__Aim of the exercise__:
Take every line from the listing below that contains "icon".

__Stored data__:
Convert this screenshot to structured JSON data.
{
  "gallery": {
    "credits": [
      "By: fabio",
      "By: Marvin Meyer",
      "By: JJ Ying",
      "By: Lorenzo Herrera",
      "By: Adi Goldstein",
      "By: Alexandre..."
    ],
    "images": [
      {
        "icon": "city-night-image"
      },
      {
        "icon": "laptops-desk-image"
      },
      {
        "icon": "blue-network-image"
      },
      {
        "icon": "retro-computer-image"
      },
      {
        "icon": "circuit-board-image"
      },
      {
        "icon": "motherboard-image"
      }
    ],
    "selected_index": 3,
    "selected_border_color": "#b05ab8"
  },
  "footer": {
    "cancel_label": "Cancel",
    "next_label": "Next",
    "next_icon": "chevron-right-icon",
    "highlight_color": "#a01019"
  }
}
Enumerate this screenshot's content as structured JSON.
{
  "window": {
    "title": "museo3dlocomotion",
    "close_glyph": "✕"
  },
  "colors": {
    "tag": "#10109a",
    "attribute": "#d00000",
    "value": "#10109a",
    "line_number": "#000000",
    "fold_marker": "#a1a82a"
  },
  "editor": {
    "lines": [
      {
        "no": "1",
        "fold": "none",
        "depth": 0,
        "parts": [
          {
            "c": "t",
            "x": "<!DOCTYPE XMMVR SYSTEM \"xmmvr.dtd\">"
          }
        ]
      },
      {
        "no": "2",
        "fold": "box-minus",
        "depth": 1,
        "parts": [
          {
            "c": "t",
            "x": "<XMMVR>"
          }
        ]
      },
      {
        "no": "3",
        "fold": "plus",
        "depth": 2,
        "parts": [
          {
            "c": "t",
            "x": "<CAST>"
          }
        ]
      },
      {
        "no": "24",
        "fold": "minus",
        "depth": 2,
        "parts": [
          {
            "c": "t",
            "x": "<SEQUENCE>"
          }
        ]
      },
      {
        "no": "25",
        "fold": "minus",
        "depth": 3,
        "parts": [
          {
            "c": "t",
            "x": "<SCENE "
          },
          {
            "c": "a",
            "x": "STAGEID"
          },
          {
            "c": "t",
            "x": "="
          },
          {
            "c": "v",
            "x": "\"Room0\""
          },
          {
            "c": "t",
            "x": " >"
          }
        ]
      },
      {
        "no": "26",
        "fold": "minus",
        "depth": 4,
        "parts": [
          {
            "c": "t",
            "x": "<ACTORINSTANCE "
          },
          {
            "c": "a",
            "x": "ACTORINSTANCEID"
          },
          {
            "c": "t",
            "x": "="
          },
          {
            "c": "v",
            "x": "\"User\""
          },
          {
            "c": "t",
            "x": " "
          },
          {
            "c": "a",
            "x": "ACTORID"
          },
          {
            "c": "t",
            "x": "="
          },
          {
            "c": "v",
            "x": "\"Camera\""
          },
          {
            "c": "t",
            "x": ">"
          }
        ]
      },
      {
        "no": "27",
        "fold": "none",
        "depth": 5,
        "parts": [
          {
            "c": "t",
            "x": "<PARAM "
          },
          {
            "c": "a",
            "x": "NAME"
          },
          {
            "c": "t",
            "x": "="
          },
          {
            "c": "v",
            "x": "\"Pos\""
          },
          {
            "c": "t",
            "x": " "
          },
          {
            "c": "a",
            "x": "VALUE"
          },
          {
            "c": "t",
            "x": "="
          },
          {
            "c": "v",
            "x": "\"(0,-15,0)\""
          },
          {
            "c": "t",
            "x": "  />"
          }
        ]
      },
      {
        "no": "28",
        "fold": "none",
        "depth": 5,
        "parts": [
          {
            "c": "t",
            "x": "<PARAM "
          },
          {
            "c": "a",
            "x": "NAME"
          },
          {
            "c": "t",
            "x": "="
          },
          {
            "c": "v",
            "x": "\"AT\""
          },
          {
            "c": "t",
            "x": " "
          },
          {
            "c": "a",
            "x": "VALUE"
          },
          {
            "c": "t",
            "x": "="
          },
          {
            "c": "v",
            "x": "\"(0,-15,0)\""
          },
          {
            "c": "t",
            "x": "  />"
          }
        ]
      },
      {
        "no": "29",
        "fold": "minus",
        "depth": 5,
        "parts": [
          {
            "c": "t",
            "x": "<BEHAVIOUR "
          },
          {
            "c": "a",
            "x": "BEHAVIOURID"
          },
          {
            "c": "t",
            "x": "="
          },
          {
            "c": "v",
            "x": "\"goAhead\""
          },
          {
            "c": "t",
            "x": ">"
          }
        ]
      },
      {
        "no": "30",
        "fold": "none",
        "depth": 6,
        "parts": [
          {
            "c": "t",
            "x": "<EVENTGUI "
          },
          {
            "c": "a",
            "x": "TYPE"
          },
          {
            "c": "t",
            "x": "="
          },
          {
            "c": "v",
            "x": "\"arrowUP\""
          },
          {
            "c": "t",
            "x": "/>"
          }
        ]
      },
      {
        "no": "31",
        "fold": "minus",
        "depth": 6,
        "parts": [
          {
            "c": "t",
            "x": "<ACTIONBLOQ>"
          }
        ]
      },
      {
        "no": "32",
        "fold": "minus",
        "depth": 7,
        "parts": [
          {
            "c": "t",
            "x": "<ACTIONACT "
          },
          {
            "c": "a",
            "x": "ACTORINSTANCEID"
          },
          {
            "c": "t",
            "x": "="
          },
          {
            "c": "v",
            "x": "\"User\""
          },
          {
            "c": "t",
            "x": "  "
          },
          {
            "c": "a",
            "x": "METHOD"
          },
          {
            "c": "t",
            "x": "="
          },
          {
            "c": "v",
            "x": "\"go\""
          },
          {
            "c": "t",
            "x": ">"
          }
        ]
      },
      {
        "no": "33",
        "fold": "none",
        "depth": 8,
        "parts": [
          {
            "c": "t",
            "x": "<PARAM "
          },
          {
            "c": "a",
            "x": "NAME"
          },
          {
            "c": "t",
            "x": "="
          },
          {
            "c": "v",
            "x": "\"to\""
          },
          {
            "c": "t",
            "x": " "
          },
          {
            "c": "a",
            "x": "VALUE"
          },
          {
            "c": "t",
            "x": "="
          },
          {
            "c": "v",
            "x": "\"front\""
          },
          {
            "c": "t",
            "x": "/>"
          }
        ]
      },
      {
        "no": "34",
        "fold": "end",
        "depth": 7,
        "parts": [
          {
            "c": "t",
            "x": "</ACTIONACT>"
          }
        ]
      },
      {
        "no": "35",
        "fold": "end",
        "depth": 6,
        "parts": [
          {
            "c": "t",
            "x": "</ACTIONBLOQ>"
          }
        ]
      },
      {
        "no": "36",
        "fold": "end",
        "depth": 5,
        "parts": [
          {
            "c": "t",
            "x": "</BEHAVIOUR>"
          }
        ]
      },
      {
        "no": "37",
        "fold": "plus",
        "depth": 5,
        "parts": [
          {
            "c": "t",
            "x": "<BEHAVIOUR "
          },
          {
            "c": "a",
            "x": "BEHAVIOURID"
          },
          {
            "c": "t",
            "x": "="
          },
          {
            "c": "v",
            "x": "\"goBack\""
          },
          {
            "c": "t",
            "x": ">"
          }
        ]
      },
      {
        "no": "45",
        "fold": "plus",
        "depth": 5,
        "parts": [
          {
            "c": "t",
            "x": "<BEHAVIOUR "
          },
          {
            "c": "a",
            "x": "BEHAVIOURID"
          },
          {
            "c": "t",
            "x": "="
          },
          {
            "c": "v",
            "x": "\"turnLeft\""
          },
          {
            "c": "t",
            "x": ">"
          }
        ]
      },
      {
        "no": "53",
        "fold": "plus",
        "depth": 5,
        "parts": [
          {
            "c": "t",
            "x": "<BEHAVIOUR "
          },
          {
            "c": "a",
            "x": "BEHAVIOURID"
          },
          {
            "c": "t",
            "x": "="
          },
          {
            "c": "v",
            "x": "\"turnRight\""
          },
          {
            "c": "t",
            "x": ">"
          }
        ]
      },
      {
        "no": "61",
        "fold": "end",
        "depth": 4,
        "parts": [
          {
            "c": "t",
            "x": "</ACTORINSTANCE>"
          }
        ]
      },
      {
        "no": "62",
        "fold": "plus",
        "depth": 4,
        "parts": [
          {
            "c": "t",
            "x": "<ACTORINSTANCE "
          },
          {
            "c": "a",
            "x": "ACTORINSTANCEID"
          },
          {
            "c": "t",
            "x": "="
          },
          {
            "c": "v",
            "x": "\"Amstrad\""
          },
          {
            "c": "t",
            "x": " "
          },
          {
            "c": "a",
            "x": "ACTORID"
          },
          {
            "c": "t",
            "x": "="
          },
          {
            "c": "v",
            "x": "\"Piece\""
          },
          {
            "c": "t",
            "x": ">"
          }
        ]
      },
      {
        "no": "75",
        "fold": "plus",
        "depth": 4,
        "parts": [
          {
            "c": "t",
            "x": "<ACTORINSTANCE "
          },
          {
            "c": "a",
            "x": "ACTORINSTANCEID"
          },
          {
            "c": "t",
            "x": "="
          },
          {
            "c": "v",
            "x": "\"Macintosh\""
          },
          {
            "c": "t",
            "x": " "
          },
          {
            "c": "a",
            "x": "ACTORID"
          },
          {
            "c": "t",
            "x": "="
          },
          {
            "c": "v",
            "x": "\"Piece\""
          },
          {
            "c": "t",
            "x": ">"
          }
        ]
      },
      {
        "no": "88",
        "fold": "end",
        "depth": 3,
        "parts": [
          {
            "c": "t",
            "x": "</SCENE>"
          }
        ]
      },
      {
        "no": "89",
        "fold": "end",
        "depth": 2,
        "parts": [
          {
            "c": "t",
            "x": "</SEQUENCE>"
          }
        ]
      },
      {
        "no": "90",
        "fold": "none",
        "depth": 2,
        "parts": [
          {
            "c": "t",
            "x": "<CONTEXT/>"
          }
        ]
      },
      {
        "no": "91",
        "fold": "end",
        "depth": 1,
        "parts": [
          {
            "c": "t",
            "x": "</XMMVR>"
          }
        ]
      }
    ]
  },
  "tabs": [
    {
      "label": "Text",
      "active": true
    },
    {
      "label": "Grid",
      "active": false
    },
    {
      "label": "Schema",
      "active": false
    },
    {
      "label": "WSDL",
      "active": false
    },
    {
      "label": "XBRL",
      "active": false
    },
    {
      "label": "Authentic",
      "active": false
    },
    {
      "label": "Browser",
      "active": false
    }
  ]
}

__Exercise result__:
        "icon": "city-night-image"
        "icon": "laptops-desk-image"
        "icon": "blue-network-image"
        "icon": "retro-computer-image"
        "icon": "circuit-board-image"
        "icon": "motherboard-image"
    "next_icon": "chevron-right-icon",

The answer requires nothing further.